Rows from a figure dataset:
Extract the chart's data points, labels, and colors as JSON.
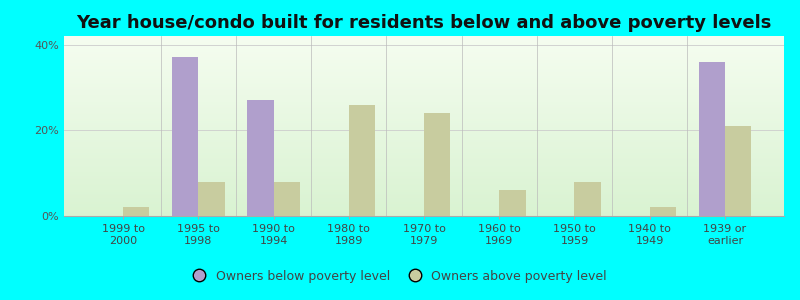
{
  "title": "Year house/condo built for residents below and above poverty levels",
  "categories": [
    "1999 to\n2000",
    "1995 to\n1998",
    "1990 to\n1994",
    "1980 to\n1989",
    "1970 to\n1979",
    "1960 to\n1969",
    "1950 to\n1959",
    "1940 to\n1949",
    "1939 or\nearlier"
  ],
  "below_poverty": [
    0,
    37,
    27,
    0,
    0,
    0,
    0,
    0,
    36
  ],
  "above_poverty": [
    2,
    8,
    8,
    26,
    24,
    6,
    8,
    2,
    21
  ],
  "below_color": "#b09fcc",
  "above_color": "#c8cc9f",
  "ylim": [
    0,
    42
  ],
  "yticks": [
    0,
    20,
    40
  ],
  "ytick_labels": [
    "0%",
    "20%",
    "40%"
  ],
  "bar_width": 0.35,
  "background_color": "#00ffff",
  "legend_below_label": "Owners below poverty level",
  "legend_above_label": "Owners above poverty level",
  "title_fontsize": 13,
  "tick_fontsize": 8
}
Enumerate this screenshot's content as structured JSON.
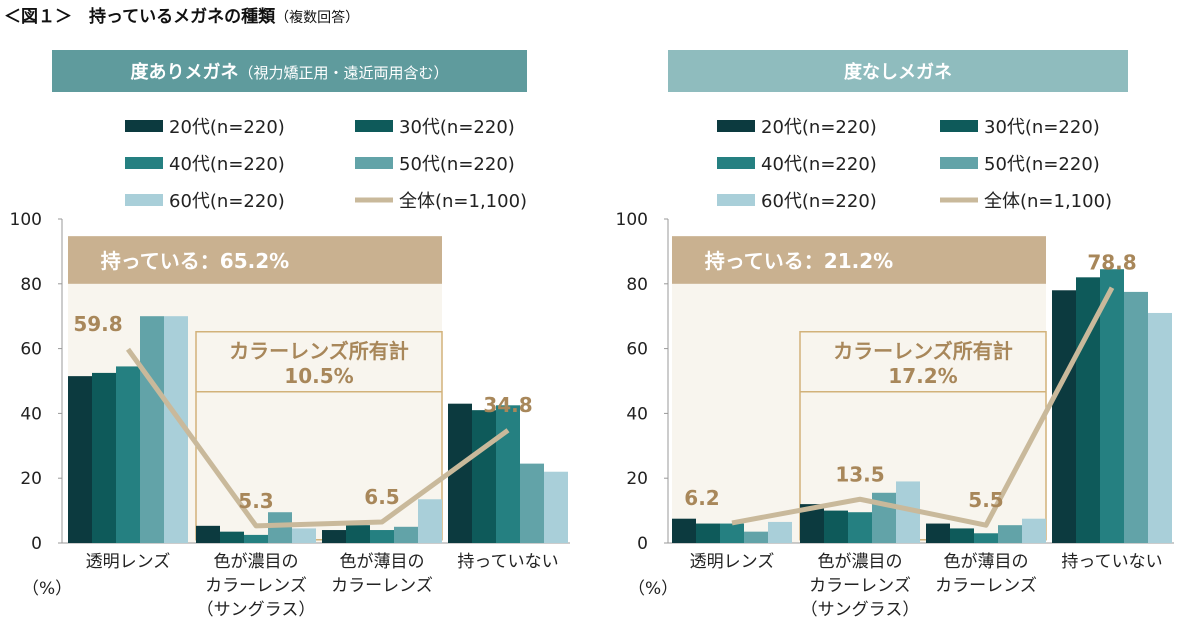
{
  "title": "＜図１＞　持っているメガネの種類",
  "title_note": "（複数回答）",
  "colors": {
    "series": [
      "#0c3a3f",
      "#0e5a5a",
      "#258081",
      "#62a3a8",
      "#a9cfd9"
    ],
    "line": "#c9b99b",
    "label": "#a8875a",
    "owned_band": "#c9b190",
    "owned_bg": "#f8f5ee"
  },
  "chart_data": [
    {
      "type": "bar",
      "title": "度ありメガネ",
      "subtitle": "（視力矯正用・遠近両用含む）",
      "header_color": "#5f9b9d",
      "ylabel": "（%）",
      "ylim": [
        0,
        100
      ],
      "yticks": [
        0,
        20,
        40,
        60,
        80,
        100
      ],
      "categories": [
        [
          "透明レンズ"
        ],
        [
          "色が濃目の",
          "カラーレンズ",
          "（サングラス）"
        ],
        [
          "色が薄目の",
          "カラーレンズ"
        ],
        [
          "持っていない"
        ]
      ],
      "series": [
        {
          "name": "20代(n=220)",
          "values": [
            51.5,
            5.3,
            4.0,
            43.0
          ]
        },
        {
          "name": "30代(n=220)",
          "values": [
            52.5,
            3.5,
            5.5,
            41.0
          ]
        },
        {
          "name": "40代(n=220)",
          "values": [
            54.5,
            2.5,
            4.0,
            42.5
          ]
        },
        {
          "name": "50代(n=220)",
          "values": [
            70.0,
            9.5,
            5.0,
            24.5
          ]
        },
        {
          "name": "60代(n=220)",
          "values": [
            70.0,
            4.5,
            13.5,
            22.0
          ]
        }
      ],
      "line": {
        "name": "全体(n=1,100)",
        "values": [
          59.8,
          5.3,
          6.5,
          34.8
        ],
        "labels": [
          "59.8",
          "5.3",
          "6.5",
          "34.8"
        ]
      },
      "owned_label": "持っている：65.2%",
      "color_lens_label": [
        "カラーレンズ所有計",
        "10.5%"
      ]
    },
    {
      "type": "bar",
      "title": "度なしメガネ",
      "subtitle": "",
      "header_color": "#8fbcbe",
      "ylabel": "（%）",
      "ylim": [
        0,
        100
      ],
      "yticks": [
        0,
        20,
        40,
        60,
        80,
        100
      ],
      "categories": [
        [
          "透明レンズ"
        ],
        [
          "色が濃目の",
          "カラーレンズ",
          "（サングラス）"
        ],
        [
          "色が薄目の",
          "カラーレンズ"
        ],
        [
          "持っていない"
        ]
      ],
      "series": [
        {
          "name": "20代(n=220)",
          "values": [
            7.5,
            12.0,
            6.0,
            78.0
          ]
        },
        {
          "name": "30代(n=220)",
          "values": [
            6.0,
            10.0,
            4.5,
            82.0
          ]
        },
        {
          "name": "40代(n=220)",
          "values": [
            6.0,
            9.5,
            3.0,
            84.5
          ]
        },
        {
          "name": "50代(n=220)",
          "values": [
            3.5,
            15.5,
            5.5,
            77.5
          ]
        },
        {
          "name": "60代(n=220)",
          "values": [
            6.5,
            19.0,
            7.5,
            71.0
          ]
        }
      ],
      "line": {
        "name": "全体(n=1,100)",
        "values": [
          6.2,
          13.5,
          5.5,
          78.8
        ],
        "labels": [
          "6.2",
          "13.5",
          "5.5",
          "78.8"
        ]
      },
      "owned_label": "持っている：21.2%",
      "color_lens_label": [
        "カラーレンズ所有計",
        "17.2%"
      ]
    }
  ]
}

● **Description of the task**:
Find every line in the records above that contains the word "Owners", and copy each one.

● **Expected output**:
  "legend_below_label": "Owners below poverty level",
  "legend_above_label": "Owners above poverty level",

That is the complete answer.